(Figure record extracts)
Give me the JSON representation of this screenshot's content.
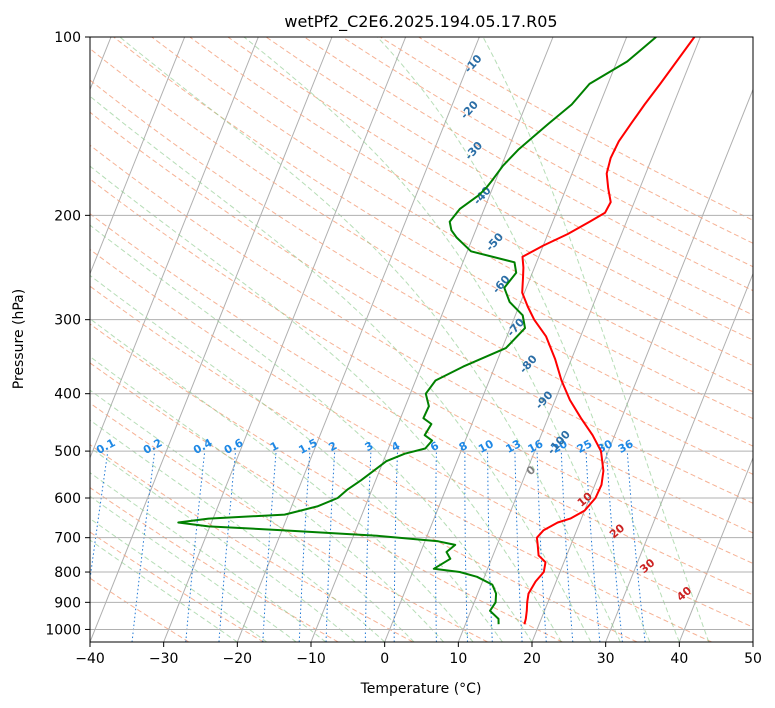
{
  "chart_data": {
    "type": "line",
    "title": "wetPf2_C2E6.2025.194.05.17.R05",
    "xlabel": "Temperature (°C)",
    "ylabel": "Pressure (hPa)",
    "xlim": [
      -40,
      50
    ],
    "ylim": [
      1050,
      100
    ],
    "y_scale": "log",
    "x_ticks": [
      "−40",
      "−30",
      "−20",
      "−10",
      "0",
      "10",
      "20",
      "30",
      "40",
      "50"
    ],
    "x_tick_values": [
      -40,
      -30,
      -20,
      -10,
      0,
      10,
      20,
      30,
      40,
      50
    ],
    "y_ticks": [
      "100",
      "200",
      "300",
      "400",
      "500",
      "600",
      "700",
      "800",
      "900",
      "1000"
    ],
    "y_tick_values": [
      100,
      200,
      300,
      400,
      500,
      600,
      700,
      800,
      900,
      1000
    ],
    "grid": true,
    "series": [
      {
        "color": "#ff0000",
        "x": [
          18.0,
          17.9,
          17.6,
          17.2,
          16.9,
          17.2,
          17.8,
          17.5,
          16.2,
          15.5,
          15.0,
          15.5,
          17.0,
          18.5,
          20.0,
          20.8,
          20.9,
          20.4,
          19.0,
          17.0,
          14.5,
          12.0,
          9.8,
          7.8,
          5.3,
          2.8,
          1.2,
          -0.3,
          -1.0,
          -1.5,
          -2.2,
          0.0,
          2.7,
          5.0,
          6.6,
          6.8,
          5.7,
          4.7,
          4.4,
          4.6,
          5.3,
          6.1,
          7.1,
          9.2
        ],
        "y": [
          980,
          960,
          930,
          900,
          870,
          830,
          800,
          770,
          750,
          720,
          700,
          680,
          660,
          650,
          630,
          600,
          570,
          540,
          500,
          470,
          440,
          410,
          380,
          350,
          320,
          300,
          285,
          270,
          255,
          245,
          235,
          225,
          215,
          205,
          198,
          190,
          180,
          170,
          160,
          150,
          140,
          130,
          120,
          100
        ]
      },
      {
        "color": "#008000",
        "x": [
          14.5,
          14.2,
          12.6,
          12.9,
          12.5,
          11.5,
          9.0,
          6.4,
          2.7,
          4.4,
          3.5,
          4.3,
          1.8,
          -6.8,
          -20.0,
          -30.2,
          -34.5,
          -30.6,
          -20.5,
          -16.5,
          -14.2,
          -13.3,
          -12.0,
          -10.2,
          -9.6,
          -7.5,
          -5.0,
          -4.5,
          -5.8,
          -5.5,
          -6.9,
          -6.8,
          -7.9,
          -7.3,
          -4.3,
          0.5,
          2.0,
          1.0,
          -1.5,
          -3.0,
          -2.2,
          -3.0,
          -9.5,
          -12.2,
          -13.3,
          -14.0,
          -13.3,
          -11.5,
          -10.9,
          -10.5,
          -9.8,
          -8.6,
          -5.9,
          -3.8,
          -2.5,
          1.4,
          4.0
        ],
        "y": [
          980,
          960,
          930,
          900,
          870,
          840,
          815,
          800,
          790,
          760,
          740,
          720,
          710,
          695,
          680,
          670,
          660,
          650,
          640,
          620,
          600,
          580,
          560,
          530,
          520,
          505,
          495,
          480,
          470,
          450,
          440,
          420,
          400,
          380,
          360,
          335,
          310,
          295,
          280,
          265,
          250,
          240,
          230,
          218,
          212,
          205,
          195,
          185,
          180,
          175,
          165,
          155,
          140,
          130,
          120,
          110,
          100
        ]
      }
    ],
    "dry_adiabat_labels": [
      "0",
      "10",
      "20",
      "30",
      "40"
    ],
    "moist_adiabat_labels": [
      "10",
      "20",
      "30",
      "40",
      "50",
      "60",
      "70",
      "80",
      "90",
      "100"
    ],
    "mixing_ratio_labels": [
      "0.1",
      "0.2",
      "0.4",
      "0.6",
      "1",
      "1.5",
      "2",
      "3",
      "4",
      "6",
      "8",
      "10",
      "13",
      "16",
      "20",
      "25",
      "30",
      "36"
    ]
  }
}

WHAT YOU SHOULD DO:
Give every line above again exactly, with no pictures.

WRITTEN SOLUTION:
Give me the JSON representation of this screenshot's content.
{
  "chart_data": {
    "type": "line",
    "title": "wetPf2_C2E6.2025.194.05.17.R05",
    "xlabel": "Temperature (°C)",
    "ylabel": "Pressure (hPa)",
    "xlim": [
      -40,
      50
    ],
    "ylim": [
      1050,
      100
    ],
    "y_scale": "log",
    "x_ticks": [
      "−40",
      "−30",
      "−20",
      "−10",
      "0",
      "10",
      "20",
      "30",
      "40",
      "50"
    ],
    "x_tick_values": [
      -40,
      -30,
      -20,
      -10,
      0,
      10,
      20,
      30,
      40,
      50
    ],
    "y_ticks": [
      "100",
      "200",
      "300",
      "400",
      "500",
      "600",
      "700",
      "800",
      "900",
      "1000"
    ],
    "y_tick_values": [
      100,
      200,
      300,
      400,
      500,
      600,
      700,
      800,
      900,
      1000
    ],
    "grid": true,
    "series": [
      {
        "color": "#ff0000",
        "x": [
          18.0,
          17.9,
          17.6,
          17.2,
          16.9,
          17.2,
          17.8,
          17.5,
          16.2,
          15.5,
          15.0,
          15.5,
          17.0,
          18.5,
          20.0,
          20.8,
          20.9,
          20.4,
          19.0,
          17.0,
          14.5,
          12.0,
          9.8,
          7.8,
          5.3,
          2.8,
          1.2,
          -0.3,
          -1.0,
          -1.5,
          -2.2,
          0.0,
          2.7,
          5.0,
          6.6,
          6.8,
          5.7,
          4.7,
          4.4,
          4.6,
          5.3,
          6.1,
          7.1,
          9.2
        ],
        "y": [
          980,
          960,
          930,
          900,
          870,
          830,
          800,
          770,
          750,
          720,
          700,
          680,
          660,
          650,
          630,
          600,
          570,
          540,
          500,
          470,
          440,
          410,
          380,
          350,
          320,
          300,
          285,
          270,
          255,
          245,
          235,
          225,
          215,
          205,
          198,
          190,
          180,
          170,
          160,
          150,
          140,
          130,
          120,
          100
        ]
      },
      {
        "color": "#008000",
        "x": [
          14.5,
          14.2,
          12.6,
          12.9,
          12.5,
          11.5,
          9.0,
          6.4,
          2.7,
          4.4,
          3.5,
          4.3,
          1.8,
          -6.8,
          -20.0,
          -30.2,
          -34.5,
          -30.6,
          -20.5,
          -16.5,
          -14.2,
          -13.3,
          -12.0,
          -10.2,
          -9.6,
          -7.5,
          -5.0,
          -4.5,
          -5.8,
          -5.5,
          -6.9,
          -6.8,
          -7.9,
          -7.3,
          -4.3,
          0.5,
          2.0,
          1.0,
          -1.5,
          -3.0,
          -2.2,
          -3.0,
          -9.5,
          -12.2,
          -13.3,
          -14.0,
          -13.3,
          -11.5,
          -10.9,
          -10.5,
          -9.8,
          -8.6,
          -5.9,
          -3.8,
          -2.5,
          1.4,
          4.0
        ],
        "y": [
          980,
          960,
          930,
          900,
          870,
          840,
          815,
          800,
          790,
          760,
          740,
          720,
          710,
          695,
          680,
          670,
          660,
          650,
          640,
          620,
          600,
          580,
          560,
          530,
          520,
          505,
          495,
          480,
          470,
          450,
          440,
          420,
          400,
          380,
          360,
          335,
          310,
          295,
          280,
          265,
          250,
          240,
          230,
          218,
          212,
          205,
          195,
          185,
          180,
          175,
          165,
          155,
          140,
          130,
          120,
          110,
          100
        ]
      }
    ],
    "dry_adiabat_labels": [
      "0",
      "10",
      "20",
      "30",
      "40"
    ],
    "moist_adiabat_labels": [
      "10",
      "20",
      "30",
      "40",
      "50",
      "60",
      "70",
      "80",
      "90",
      "100"
    ],
    "mixing_ratio_labels": [
      "0.1",
      "0.2",
      "0.4",
      "0.6",
      "1",
      "1.5",
      "2",
      "3",
      "4",
      "6",
      "8",
      "10",
      "13",
      "16",
      "20",
      "25",
      "30",
      "36"
    ]
  }
}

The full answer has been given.